* [STATED EXERCISE] Report how many lines hold the string "Read". Give the number and nothing else.

* [SOURCE MATERIAL]

┏━━

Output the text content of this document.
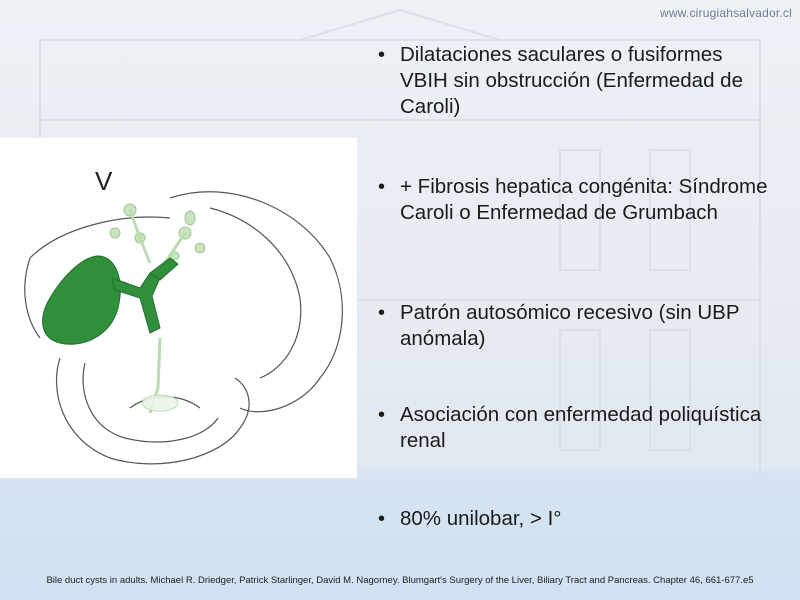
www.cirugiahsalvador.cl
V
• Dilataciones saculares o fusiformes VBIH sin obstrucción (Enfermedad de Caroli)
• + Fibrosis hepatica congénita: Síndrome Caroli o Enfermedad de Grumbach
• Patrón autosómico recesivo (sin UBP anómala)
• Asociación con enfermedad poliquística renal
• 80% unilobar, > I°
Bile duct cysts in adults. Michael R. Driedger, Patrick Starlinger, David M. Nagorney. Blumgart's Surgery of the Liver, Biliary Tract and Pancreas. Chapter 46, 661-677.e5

┗━━
┏━━

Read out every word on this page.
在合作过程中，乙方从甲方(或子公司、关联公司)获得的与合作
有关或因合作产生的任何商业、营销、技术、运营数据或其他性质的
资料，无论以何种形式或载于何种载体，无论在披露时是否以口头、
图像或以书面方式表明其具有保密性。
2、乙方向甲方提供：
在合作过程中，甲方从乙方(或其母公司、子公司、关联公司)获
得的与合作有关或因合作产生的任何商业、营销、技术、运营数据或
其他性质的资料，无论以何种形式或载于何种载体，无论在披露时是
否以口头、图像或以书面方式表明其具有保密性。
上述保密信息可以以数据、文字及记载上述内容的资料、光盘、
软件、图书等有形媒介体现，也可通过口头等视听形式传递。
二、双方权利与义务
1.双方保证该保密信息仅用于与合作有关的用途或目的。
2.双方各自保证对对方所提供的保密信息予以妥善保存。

┗━━
┏━━

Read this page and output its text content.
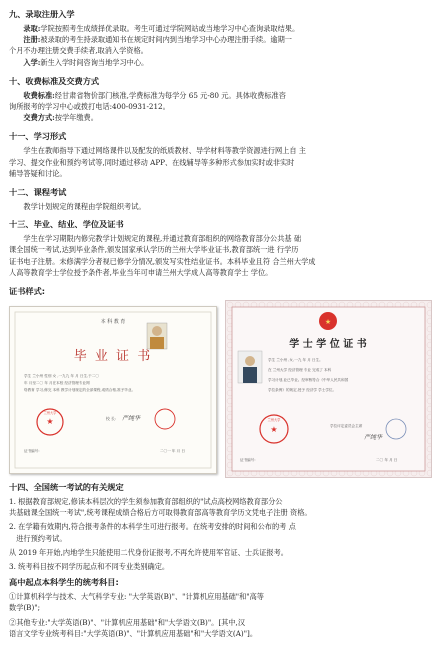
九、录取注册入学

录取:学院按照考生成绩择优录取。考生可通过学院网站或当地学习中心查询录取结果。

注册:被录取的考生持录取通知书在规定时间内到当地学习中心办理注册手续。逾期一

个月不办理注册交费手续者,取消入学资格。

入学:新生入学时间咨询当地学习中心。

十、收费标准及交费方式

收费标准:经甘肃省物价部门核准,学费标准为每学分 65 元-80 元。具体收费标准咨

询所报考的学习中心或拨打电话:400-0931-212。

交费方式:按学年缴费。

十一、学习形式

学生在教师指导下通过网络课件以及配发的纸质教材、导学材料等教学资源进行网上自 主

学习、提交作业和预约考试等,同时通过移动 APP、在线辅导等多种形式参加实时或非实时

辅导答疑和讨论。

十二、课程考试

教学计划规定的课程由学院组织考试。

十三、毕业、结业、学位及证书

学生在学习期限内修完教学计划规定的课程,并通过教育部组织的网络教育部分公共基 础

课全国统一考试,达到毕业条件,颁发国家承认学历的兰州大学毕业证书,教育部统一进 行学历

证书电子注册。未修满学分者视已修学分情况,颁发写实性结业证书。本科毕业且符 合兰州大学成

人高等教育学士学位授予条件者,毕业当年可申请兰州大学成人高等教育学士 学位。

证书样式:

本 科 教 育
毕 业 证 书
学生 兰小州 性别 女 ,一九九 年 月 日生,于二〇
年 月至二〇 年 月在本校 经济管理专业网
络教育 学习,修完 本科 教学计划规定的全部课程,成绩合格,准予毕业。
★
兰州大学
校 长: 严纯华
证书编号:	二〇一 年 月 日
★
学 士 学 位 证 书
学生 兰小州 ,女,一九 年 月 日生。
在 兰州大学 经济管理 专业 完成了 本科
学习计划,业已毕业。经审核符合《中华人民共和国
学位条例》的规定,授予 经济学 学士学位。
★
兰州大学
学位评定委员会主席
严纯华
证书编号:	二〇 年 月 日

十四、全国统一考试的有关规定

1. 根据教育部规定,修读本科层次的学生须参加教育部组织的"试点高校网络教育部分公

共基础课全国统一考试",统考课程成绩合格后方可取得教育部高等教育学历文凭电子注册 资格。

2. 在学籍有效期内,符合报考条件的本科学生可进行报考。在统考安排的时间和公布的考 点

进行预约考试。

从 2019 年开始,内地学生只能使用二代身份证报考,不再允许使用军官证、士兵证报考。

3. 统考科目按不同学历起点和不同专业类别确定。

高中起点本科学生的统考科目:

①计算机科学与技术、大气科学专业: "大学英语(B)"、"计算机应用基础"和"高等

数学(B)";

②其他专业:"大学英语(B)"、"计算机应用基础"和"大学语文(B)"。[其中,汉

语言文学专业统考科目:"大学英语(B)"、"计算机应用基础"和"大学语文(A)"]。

┗━━

* [RESPONSE] 2